» REQUIREMENT: Select all lines in the records that include "points".

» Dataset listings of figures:
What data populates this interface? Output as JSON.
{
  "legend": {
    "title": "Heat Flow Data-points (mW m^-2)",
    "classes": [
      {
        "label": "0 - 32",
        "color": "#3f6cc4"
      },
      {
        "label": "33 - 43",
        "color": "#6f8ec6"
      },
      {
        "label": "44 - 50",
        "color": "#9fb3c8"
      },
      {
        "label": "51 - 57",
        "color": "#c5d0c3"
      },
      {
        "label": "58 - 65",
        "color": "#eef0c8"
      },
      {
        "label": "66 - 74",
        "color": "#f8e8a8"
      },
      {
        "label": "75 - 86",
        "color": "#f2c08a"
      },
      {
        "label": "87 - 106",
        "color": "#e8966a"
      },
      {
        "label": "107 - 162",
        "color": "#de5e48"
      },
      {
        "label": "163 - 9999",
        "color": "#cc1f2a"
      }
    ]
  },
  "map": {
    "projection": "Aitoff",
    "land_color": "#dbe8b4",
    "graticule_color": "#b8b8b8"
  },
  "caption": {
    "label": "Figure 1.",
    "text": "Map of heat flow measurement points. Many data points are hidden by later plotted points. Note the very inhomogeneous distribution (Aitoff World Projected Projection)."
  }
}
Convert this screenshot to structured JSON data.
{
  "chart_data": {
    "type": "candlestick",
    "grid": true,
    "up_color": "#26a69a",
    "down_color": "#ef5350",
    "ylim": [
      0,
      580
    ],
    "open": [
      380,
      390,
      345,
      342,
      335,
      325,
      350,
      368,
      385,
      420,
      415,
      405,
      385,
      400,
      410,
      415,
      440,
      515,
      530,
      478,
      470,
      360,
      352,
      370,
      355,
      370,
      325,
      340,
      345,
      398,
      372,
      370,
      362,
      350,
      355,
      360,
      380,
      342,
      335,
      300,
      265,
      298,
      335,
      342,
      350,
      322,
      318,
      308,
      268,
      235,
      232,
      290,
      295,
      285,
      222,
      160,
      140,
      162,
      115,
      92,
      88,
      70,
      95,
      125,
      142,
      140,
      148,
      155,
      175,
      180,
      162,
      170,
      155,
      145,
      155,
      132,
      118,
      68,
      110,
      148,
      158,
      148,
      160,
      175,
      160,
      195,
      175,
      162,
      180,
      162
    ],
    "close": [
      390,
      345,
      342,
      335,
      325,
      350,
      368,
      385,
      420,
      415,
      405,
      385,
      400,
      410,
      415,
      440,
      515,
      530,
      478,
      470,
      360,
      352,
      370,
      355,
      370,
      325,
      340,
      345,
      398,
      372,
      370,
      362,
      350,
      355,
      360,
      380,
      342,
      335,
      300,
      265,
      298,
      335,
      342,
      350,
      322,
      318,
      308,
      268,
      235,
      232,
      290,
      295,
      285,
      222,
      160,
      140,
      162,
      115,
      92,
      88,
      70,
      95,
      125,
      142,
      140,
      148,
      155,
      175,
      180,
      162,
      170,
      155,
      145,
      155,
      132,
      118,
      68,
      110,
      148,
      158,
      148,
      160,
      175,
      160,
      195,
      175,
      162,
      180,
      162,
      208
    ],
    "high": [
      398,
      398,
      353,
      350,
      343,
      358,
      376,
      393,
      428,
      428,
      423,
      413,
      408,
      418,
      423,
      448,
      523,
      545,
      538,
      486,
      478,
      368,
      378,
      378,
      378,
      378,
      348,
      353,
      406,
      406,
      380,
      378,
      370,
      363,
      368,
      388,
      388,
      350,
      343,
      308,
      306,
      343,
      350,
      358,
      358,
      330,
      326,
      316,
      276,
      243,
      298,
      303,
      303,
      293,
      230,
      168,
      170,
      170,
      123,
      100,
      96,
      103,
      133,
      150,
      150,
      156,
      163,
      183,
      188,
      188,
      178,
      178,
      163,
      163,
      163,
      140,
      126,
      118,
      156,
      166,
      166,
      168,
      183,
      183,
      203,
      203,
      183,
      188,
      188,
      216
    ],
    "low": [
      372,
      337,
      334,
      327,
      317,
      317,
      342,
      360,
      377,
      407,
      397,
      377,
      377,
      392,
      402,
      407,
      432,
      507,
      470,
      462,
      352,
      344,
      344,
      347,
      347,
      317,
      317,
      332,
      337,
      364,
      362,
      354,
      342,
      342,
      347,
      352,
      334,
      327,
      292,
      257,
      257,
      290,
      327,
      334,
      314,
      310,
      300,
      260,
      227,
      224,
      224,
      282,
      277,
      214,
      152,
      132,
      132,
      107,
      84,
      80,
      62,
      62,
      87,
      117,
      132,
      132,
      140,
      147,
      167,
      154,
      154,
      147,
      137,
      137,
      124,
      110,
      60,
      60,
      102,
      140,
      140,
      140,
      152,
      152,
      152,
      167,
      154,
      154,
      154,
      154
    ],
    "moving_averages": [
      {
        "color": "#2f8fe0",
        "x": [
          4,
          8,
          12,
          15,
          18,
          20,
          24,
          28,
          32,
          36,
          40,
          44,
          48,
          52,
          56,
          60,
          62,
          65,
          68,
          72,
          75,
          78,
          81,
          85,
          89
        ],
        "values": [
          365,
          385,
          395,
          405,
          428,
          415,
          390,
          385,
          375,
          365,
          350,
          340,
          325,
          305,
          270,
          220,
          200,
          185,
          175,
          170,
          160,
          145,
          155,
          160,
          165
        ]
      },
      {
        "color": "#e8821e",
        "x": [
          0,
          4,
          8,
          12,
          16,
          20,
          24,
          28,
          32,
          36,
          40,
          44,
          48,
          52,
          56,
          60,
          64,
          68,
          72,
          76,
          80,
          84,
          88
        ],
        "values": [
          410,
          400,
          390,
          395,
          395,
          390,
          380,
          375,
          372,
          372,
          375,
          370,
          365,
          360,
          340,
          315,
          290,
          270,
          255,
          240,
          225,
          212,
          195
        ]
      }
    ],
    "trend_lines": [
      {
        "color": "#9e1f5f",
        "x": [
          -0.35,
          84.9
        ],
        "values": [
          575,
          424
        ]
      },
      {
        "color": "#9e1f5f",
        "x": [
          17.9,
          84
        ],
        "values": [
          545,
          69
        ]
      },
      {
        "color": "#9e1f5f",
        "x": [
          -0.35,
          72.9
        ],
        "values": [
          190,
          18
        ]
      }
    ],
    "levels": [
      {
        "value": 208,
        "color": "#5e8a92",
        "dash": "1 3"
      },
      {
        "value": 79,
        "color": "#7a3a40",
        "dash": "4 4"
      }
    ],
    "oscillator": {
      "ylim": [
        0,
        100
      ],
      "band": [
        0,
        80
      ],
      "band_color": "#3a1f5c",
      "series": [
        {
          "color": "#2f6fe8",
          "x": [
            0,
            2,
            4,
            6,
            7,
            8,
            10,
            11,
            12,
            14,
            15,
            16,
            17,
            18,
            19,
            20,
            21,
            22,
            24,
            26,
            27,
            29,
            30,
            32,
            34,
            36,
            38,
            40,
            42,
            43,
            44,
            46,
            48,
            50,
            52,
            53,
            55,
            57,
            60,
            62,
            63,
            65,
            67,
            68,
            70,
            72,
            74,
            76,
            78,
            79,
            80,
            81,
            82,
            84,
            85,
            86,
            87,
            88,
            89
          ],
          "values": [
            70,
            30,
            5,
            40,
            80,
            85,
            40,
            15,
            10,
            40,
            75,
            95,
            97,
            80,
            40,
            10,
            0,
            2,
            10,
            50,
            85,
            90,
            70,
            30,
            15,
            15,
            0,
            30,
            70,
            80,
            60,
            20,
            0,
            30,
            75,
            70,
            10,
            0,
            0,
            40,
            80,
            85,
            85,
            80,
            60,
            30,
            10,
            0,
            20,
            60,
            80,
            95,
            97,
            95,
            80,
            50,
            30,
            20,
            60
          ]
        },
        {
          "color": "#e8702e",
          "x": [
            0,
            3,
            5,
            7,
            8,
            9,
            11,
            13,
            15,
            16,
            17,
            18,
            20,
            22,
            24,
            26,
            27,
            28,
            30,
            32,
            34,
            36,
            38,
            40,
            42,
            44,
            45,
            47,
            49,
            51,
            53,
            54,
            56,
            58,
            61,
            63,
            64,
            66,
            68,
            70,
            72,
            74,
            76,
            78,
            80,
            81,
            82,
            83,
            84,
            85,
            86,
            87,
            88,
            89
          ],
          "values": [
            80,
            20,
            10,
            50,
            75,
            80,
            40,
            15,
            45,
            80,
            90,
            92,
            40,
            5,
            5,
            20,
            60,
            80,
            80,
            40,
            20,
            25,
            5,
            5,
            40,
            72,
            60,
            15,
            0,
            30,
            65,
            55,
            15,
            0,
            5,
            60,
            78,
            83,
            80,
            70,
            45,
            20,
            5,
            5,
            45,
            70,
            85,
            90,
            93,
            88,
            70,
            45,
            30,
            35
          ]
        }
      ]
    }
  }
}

» SOLUTION FOR THIS PROBLEM:
    "title": "Heat Flow Data-points (mW m^-2)",
    "text": "Map of heat flow measurement points. Many data points are hidden by later plotted points. Note the very inhomogeneous distribution (Aitoff World Projected Projection)."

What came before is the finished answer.